TASK TO COMPLETE:
From the listing that follows, output everything exactly except the pictures.

RECORD LIST:
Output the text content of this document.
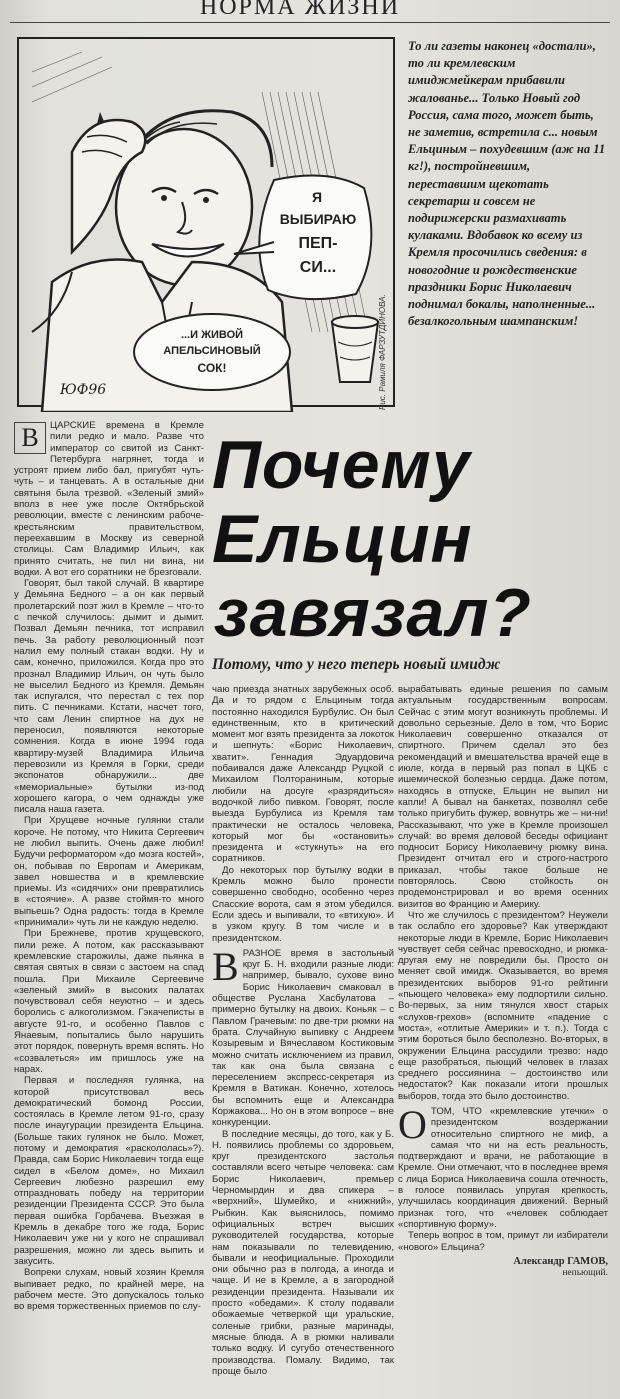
НОРМА ЖИЗНИ
Я
ВЫБИРАЮ
ПЕП-
СИ...
...И ЖИВОЙ
АПЕЛЬСИНОВЫЙ
СОК!
ЮФ96	Рис. Рамиля ФАРЗУТДИНОВА.
То ли газеты наконец «достали», то ли кремлевским имиджмейкерам прибавили жалованье... Только Новый год Россия, сама того, может быть, не заметив, встретила с... новым Ельциным – похудевшим (аж на 11 кг!), постройневшим, переставшим щекотать секретарш и совсем не подирижерски размахивать кулаками. Вдобавок ко всему из Кремля просочились сведения: в новогодние и рождественские праздники Борис Николаевич поднимал бокалы, наполненные... безалкогольным шампанским!
Почему
Ельцин
завязал?
Потому, что у него теперь новый имидж

В	ЦАРСКИЕ времена в Кремле пили редко и мало. Разве что император со свитой из Санкт-Петербурга нагрянет, тогда и устроят прием либо бал, пригубят чуть-чуть – и танцевать. А в остальные дни святыня была трезвой. «Зеленый змий» вполз в нее уже после Октябрьской революции, вместе с ленинским рабоче-крестьянским правительством, переехавшим в Москву из северной столицы. Сам Владимир Ильич, как принято считать, не пил ни вина, ни водки. А вот его соратники не брезговали.

Говорят, был такой случай. В квартире у Демьяна Бедного – а он как первый пролетарский поэт жил в Кремле – что-то с печкой случилось: дымит и дымит. Позвал Демьян печника, тот исправил печь. За работу революционный поэт налил ему полный стакан водки. Ну и сам, конечно, приложился. Когда про это прознал Владимир Ильич, он чуть было не выселил Бедного из Кремля. Демьян так испугался, что перестал с тех пор пить. С печниками. Кстати, насчет того, что сам Ленин спиртное на дух не переносил, появляются некоторые сомнения. Когда в июне 1994 года квартиру-музей Владимира Ильича перевозили из Кремля в Горки, среди экспонатов обнаружили... две «мемориальные» бутылки из-под хорошего кагора, о чем однажды уже писала наша газета.

При Хрущеве ночные гулянки стали короче. Не потому, что Никита Сергеевич не любил выпить. Очень даже любил! Будучи реформатором «до мозга костей», он, побывав по Европам и Америкам, завел новшества и в кремлевские приемы. Из «сидячих» они превратились в «стоячие». А разве стоймя-то много выпьешь? Одна радость: тогда в Кремле «принимали» чуть ли не каждую неделю.

При Брежневе, против хрущевского, пили реже. А потом, как рассказывают кремлевские старожилы, даже пьянка в святая святых в связи с застоем на спад пошла. При Михаиле Сергеевиче «зеленый змий» в высоких палатах почувствовал себя неуютно – и здесь боролись с алкоголизмом. Гэкачеписты в августе 91-го, и особенно Павлов с Янаевым, попытались было нарушить этот порядок, повернуть время вспять. Но «созвалеться» им пришлось уже на нарах.

Первая и последняя гулянка, на которой присутствовал весь демократический бомонд России, состоялась в Кремле летом 91-го, сразу после инаугурации президента Ельцина. (Больше таких гулянок не было. Может, потому и демократия «раскололась»?). Правда, сам Борис Николаевич тогда еще сидел в «Белом доме», но Михаил Сергеевич любезно разрешил ему отпраздновать победу на территории резиденции Президента СССР. Это была первая ошибка Горбачева. Въезжая в Кремль в декабре того же года, Борис Николаевич уже ни у кого не спрашивал разрешения, можно ли здесь выпить и закусить.

Вопреки слухам, новый хозяин Кремля выпивает редко, по крайней мере, на рабочем месте. Это допускалось только во время торжественных приемов по слу-

чаю приезда знатных зарубежных особ. Да и то рядом с Ельциным тогда постоянно находился Бурбулис. Он был единственным, кто в критический момент мог взять президента за локоток и шепнуть: «Борис Николаевич, хватит». Геннадия Эдуардовича побаивался даже Александр Руцкой с Михаилом Полтораниным, которые любили на досуге «разрядиться» водочкой либо пивком. Говорят, после выезда Бурбулиса из Кремля там практически не осталось человека, который мог бы «остановить» президента и «стукнуть» на его соратников.

До некоторых пор бутылку водки в Кремль можно было пронести совершенно свободно, особенно через Спасские ворота, сам я этом убедился. Если здесь и выпивали, то «втихую». И в узком кругу. В том числе и в президентском.

ВРАЗНОЕ время в застольный круг Б. Н. входили разные люди: например, бывало, сухове вино Борис Николаевич смаковал в обществе Руслана Хасбулатова – примерно бутылку на двоих. Коньяк – с Павлом Грачевым: по две-три рюмки на брата. Случайную выпивку с Андреем Козыревым и Вячеславом Костиковым можно считать исключением из правил, так как она была связана с переселением экспресс-секретаря из Кремля в Ватикан. Конечно, хотелось бы вспомнить еще и Александра Коржакова... Но он в этом вопросе – вне конкуренции.

В последние месяцы, до того, как у Б. Н. появились проблемы со здоровьем, круг президентского застолья составляли всего четыре человека: сам Борис Николаевич, премьер Черномырдин и два спикера – «верхний», Шумейко, и «нижний», Рыбкин. Как выяснилось, помимо официальных встреч высших руководителей государства, которые нам показывали по телевидению, бывали и неофициальные. Проходили они обычно раз в полгода, а иногда и чаще. И не в Кремле, а в загородной резиденции президента. Называли их просто «обедами». К столу подавали обожаемые четверкой щи уральские, соленые грибки, разные маринады, мясные блюда. А в рюмки наливали только водку. И сугубо отечественного производства. Помалу. Видимо, так проще было

вырабатывать единые решения по самым актуальным государственным вопросам. Сейчас с этим могут возникнуть проблемы. И довольно серьезные. Дело в том, что Борис Николаевич совершенно отказался от спиртного. Причем сделал это без рекомендаций и вмешательства врачей еще в июле, когда в первый раз попал в ЦКБ с ишемической болезнью сердца. Даже потом, находясь в отпуске, Ельцин не выпил ни капли! А бывал на банкетах, позволял себе только пригубить фужер, вовнутрь же – ни-ни! Рассказывают, что уже в Кремле произошел случай: во время деловой беседы официант подносит Борису Николаевичу рюмку вина. Президент отчитал его и строго-настрого приказал, чтобы такое больше не повторялось. Свою стойкость он продемонстрировал и во время осенних визитов во Францию и Америку.

Что же случилось с президентом? Неужели так ослабло его здоровье? Как утверждают некоторые люди в Кремле, Борис Николаевич чувствует себя сейчас превосходно, и рюмка-другая ему не повредили бы. Просто он меняет свой имидж. Оказывается, во время президентских выборов 91-го рейтинги «пьющего человека» ему подпортили сильно. Во-первых, за ним тянулся хвост старых «слухов-грехов» (вспомните «падение с моста», «отлитые Америки» и т. п.). Тогда с этим бороться было бесполезно. Во-вторых, в окружении Ельцина рассудили трезво: надо еще разобраться, пьющий человек в глазах среднего россиянина – достоинство или недостаток? Как показали итоги прошлых выборов, тогда это было достоинство.

ОТОМ, ЧТО «кремлевские утечки» о президентском воздержании относительно спиртного не миф, а самая что ни на есть реальность, подтверждают и врачи, не работающие в Кремле. Они отмечают, что в последнее время с лица Бориса Николаевича сошла отечность, в голосе появилась упругая крепкость, улучшилась координация движений. Верный признак того, что «человек соблюдает «спортивную форму».

Теперь вопрос в том, примут ли избиратели «нового» Ельцина?

Александр ГАМОВ,
непьющий.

THE SOLUTION:
Output the text content of this document.
НОРМА ЖИЗНИ
Я
ВЫБИРАЮ
ПЕП-
СИ...
...И ЖИВОЙ
АПЕЛЬСИНОВЫЙ
СОК!
ЮФ96	Рис. Рамиля ФАРЗУТДИНОВА.
То ли газеты наконец «достали», то ли кремлевским имиджмейкерам прибавили жалованье... Только Новый год Россия, сама того, может быть, не заметив, встретила с... новым Ельциным – похудевшим (аж на 11 кг!), постройневшим, переставшим щекотать секретарш и совсем не подирижерски размахивать кулаками. Вдобавок ко всему из Кремля просочились сведения: в новогодние и рождественские праздники Борис Николаевич поднимал бокалы, наполненные... безалкогольным шампанским!
Почему
Ельцин
завязал?
Потому, что у него теперь новый имидж

В	ЦАРСКИЕ времена в Кремле пили редко и мало. Разве что император со свитой из Санкт-Петербурга нагрянет, тогда и устроят прием либо бал, пригубят чуть-чуть – и танцевать. А в остальные дни святыня была трезвой. «Зеленый змий» вполз в нее уже после Октябрьской революции, вместе с ленинским рабоче-крестьянским правительством, переехавшим в Москву из северной столицы. Сам Владимир Ильич, как принято считать, не пил ни вина, ни водки. А вот его соратники не брезговали.

Говорят, был такой случай. В квартире у Демьяна Бедного – а он как первый пролетарский поэт жил в Кремле – что-то с печкой случилось: дымит и дымит. Позвал Демьян печника, тот исправил печь. За работу революционный поэт налил ему полный стакан водки. Ну и сам, конечно, приложился. Когда про это прознал Владимир Ильич, он чуть было не выселил Бедного из Кремля. Демьян так испугался, что перестал с тех пор пить. С печниками. Кстати, насчет того, что сам Ленин спиртное на дух не переносил, появляются некоторые сомнения. Когда в июне 1994 года квартиру-музей Владимира Ильича перевозили из Кремля в Горки, среди экспонатов обнаружили... две «мемориальные» бутылки из-под хорошего кагора, о чем однажды уже писала наша газета.

При Хрущеве ночные гулянки стали короче. Не потому, что Никита Сергеевич не любил выпить. Очень даже любил! Будучи реформатором «до мозга костей», он, побывав по Европам и Америкам, завел новшества и в кремлевские приемы. Из «сидячих» они превратились в «стоячие». А разве стоймя-то много выпьешь? Одна радость: тогда в Кремле «принимали» чуть ли не каждую неделю.

При Брежневе, против хрущевского, пили реже. А потом, как рассказывают кремлевские старожилы, даже пьянка в святая святых в связи с застоем на спад пошла. При Михаиле Сергеевиче «зеленый змий» в высоких палатах почувствовал себя неуютно – и здесь боролись с алкоголизмом. Гэкачеписты в августе 91-го, и особенно Павлов с Янаевым, попытались было нарушить этот порядок, повернуть время вспять. Но «созвалеться» им пришлось уже на нарах.

Первая и последняя гулянка, на которой присутствовал весь демократический бомонд России, состоялась в Кремле летом 91-го, сразу после инаугурации президента Ельцина. (Больше таких гулянок не было. Может, потому и демократия «раскололась»?). Правда, сам Борис Николаевич тогда еще сидел в «Белом доме», но Михаил Сергеевич любезно разрешил ему отпраздновать победу на территории резиденции Президента СССР. Это была первая ошибка Горбачева. Въезжая в Кремль в декабре того же года, Борис Николаевич уже ни у кого не спрашивал разрешения, можно ли здесь выпить и закусить.

Вопреки слухам, новый хозяин Кремля выпивает редко, по крайней мере, на рабочем месте. Это допускалось только во время торжественных приемов по слу-

чаю приезда знатных зарубежных особ. Да и то рядом с Ельциным тогда постоянно находился Бурбулис. Он был единственным, кто в критический момент мог взять президента за локоток и шепнуть: «Борис Николаевич, хватит». Геннадия Эдуардовича побаивался даже Александр Руцкой с Михаилом Полтораниным, которые любили на досуге «разрядиться» водочкой либо пивком. Говорят, после выезда Бурбулиса из Кремля там практически не осталось человека, который мог бы «остановить» президента и «стукнуть» на его соратников.

До некоторых пор бутылку водки в Кремль можно было пронести совершенно свободно, особенно через Спасские ворота, сам я этом убедился. Если здесь и выпивали, то «втихую». И в узком кругу. В том числе и в президентском.

ВРАЗНОЕ время в застольный круг Б. Н. входили разные люди: например, бывало, сухове вино Борис Николаевич смаковал в обществе Руслана Хасбулатова – примерно бутылку на двоих. Коньяк – с Павлом Грачевым: по две-три рюмки на брата. Случайную выпивку с Андреем Козыревым и Вячеславом Костиковым можно считать исключением из правил, так как она была связана с переселением экспресс-секретаря из Кремля в Ватикан. Конечно, хотелось бы вспомнить еще и Александра Коржакова... Но он в этом вопросе – вне конкуренции.

В последние месяцы, до того, как у Б. Н. появились проблемы со здоровьем, круг президентского застолья составляли всего четыре человека: сам Борис Николаевич, премьер Черномырдин и два спикера – «верхний», Шумейко, и «нижний», Рыбкин. Как выяснилось, помимо официальных встреч высших руководителей государства, которые нам показывали по телевидению, бывали и неофициальные. Проходили они обычно раз в полгода, а иногда и чаще. И не в Кремле, а в загородной резиденции президента. Называли их просто «обедами». К столу подавали обожаемые четверкой щи уральские, соленые грибки, разные маринады, мясные блюда. А в рюмки наливали только водку. И сугубо отечественного производства. Помалу. Видимо, так проще было

вырабатывать единые решения по самым актуальным государственным вопросам. Сейчас с этим могут возникнуть проблемы. И довольно серьезные. Дело в том, что Борис Николаевич совершенно отказался от спиртного. Причем сделал это без рекомендаций и вмешательства врачей еще в июле, когда в первый раз попал в ЦКБ с ишемической болезнью сердца. Даже потом, находясь в отпуске, Ельцин не выпил ни капли! А бывал на банкетах, позволял себе только пригубить фужер, вовнутрь же – ни-ни! Рассказывают, что уже в Кремле произошел случай: во время деловой беседы официант подносит Борису Николаевичу рюмку вина. Президент отчитал его и строго-настрого приказал, чтобы такое больше не повторялось. Свою стойкость он продемонстрировал и во время осенних визитов во Францию и Америку.

Что же случилось с президентом? Неужели так ослабло его здоровье? Как утверждают некоторые люди в Кремле, Борис Николаевич чувствует себя сейчас превосходно, и рюмка-другая ему не повредили бы. Просто он меняет свой имидж. Оказывается, во время президентских выборов 91-го рейтинги «пьющего человека» ему подпортили сильно. Во-первых, за ним тянулся хвост старых «слухов-грехов» (вспомните «падение с моста», «отлитые Америки» и т. п.). Тогда с этим бороться было бесполезно. Во-вторых, в окружении Ельцина рассудили трезво: надо еще разобраться, пьющий человек в глазах среднего россиянина – достоинство или недостаток? Как показали итоги прошлых выборов, тогда это было достоинство.

ОТОМ, ЧТО «кремлевские утечки» о президентском воздержании относительно спиртного не миф, а самая что ни на есть реальность, подтверждают и врачи, не работающие в Кремле. Они отмечают, что в последнее время с лица Бориса Николаевича сошла отечность, в голосе появилась упругая крепкость, улучшилась координация движений. Верный признак того, что «человек соблюдает «спортивную форму».

Теперь вопрос в том, примут ли избиратели «нового» Ельцина?

Александр ГАМОВ,
непьющий.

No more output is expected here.